──────── Rows ────────

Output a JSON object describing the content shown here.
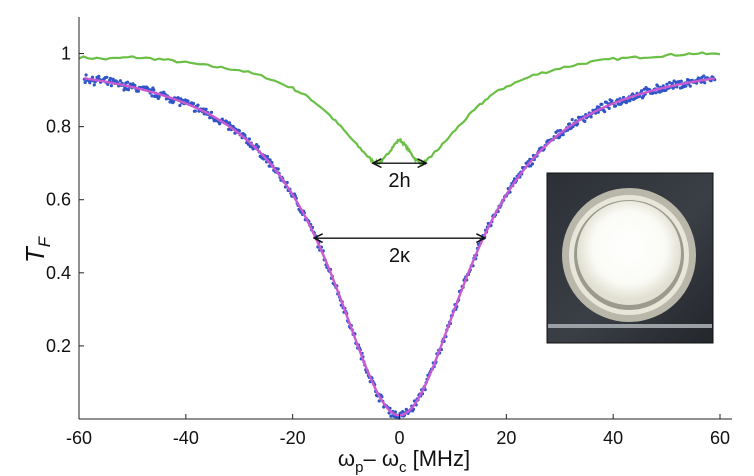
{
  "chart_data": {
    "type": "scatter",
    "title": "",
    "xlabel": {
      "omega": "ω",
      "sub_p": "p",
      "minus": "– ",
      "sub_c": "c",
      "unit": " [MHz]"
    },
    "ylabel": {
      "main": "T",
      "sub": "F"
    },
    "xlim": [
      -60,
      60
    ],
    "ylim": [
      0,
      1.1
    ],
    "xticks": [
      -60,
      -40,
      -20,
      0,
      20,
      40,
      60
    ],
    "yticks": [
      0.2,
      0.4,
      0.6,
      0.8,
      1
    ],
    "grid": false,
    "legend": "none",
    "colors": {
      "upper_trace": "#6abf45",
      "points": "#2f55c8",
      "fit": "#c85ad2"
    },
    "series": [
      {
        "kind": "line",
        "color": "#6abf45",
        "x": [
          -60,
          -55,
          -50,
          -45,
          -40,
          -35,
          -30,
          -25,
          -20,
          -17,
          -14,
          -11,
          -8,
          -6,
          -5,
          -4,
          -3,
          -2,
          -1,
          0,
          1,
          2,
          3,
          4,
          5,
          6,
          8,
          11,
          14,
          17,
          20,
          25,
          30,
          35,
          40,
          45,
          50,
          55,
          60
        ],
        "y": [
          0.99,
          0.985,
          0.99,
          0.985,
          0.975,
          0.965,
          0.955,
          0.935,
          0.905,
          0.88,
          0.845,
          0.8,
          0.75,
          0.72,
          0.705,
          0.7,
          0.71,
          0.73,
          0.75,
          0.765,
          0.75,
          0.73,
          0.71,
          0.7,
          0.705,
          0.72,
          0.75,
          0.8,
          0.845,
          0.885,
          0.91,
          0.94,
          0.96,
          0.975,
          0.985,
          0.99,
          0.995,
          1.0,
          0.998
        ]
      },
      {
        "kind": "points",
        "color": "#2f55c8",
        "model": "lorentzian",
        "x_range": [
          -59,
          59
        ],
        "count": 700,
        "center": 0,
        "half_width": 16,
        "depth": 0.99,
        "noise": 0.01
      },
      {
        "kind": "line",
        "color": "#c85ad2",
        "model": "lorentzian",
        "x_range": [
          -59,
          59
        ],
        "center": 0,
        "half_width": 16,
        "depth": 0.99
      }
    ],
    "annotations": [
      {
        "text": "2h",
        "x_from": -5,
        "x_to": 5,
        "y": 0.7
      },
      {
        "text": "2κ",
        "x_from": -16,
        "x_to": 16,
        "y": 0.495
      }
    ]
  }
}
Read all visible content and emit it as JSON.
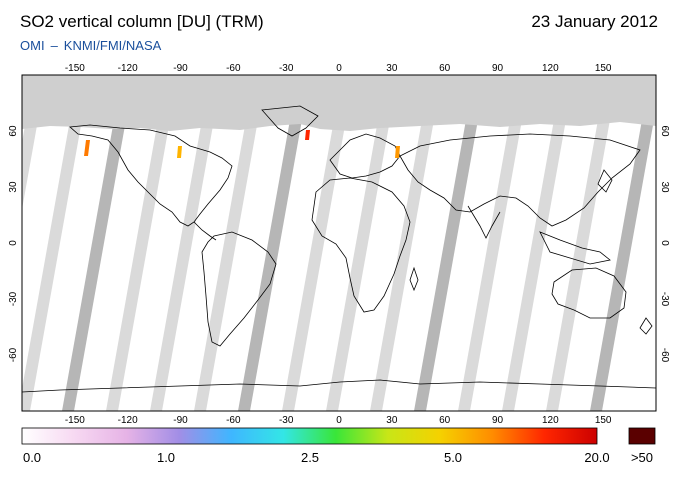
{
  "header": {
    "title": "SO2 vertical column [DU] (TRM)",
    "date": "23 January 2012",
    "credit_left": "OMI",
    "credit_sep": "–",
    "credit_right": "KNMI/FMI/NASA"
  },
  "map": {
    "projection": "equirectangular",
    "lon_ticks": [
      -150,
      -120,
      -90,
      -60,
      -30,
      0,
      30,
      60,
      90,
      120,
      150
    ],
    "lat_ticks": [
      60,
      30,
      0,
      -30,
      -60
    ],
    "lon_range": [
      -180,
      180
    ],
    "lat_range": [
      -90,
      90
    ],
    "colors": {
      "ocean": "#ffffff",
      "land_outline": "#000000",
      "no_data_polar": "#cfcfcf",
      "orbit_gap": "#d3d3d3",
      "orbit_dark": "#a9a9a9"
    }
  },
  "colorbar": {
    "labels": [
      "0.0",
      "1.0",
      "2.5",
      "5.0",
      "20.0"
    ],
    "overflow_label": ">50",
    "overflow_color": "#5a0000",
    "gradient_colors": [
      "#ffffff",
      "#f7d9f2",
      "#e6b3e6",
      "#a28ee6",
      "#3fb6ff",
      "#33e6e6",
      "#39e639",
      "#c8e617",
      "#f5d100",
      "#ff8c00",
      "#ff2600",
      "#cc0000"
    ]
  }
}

────────

**Written exercise:** Gather every line from the listing above in which the word "content" appears.

**Completed exercise:**
Output a JSON object describing the content shown here.
Read all visible content and emit it as JSON.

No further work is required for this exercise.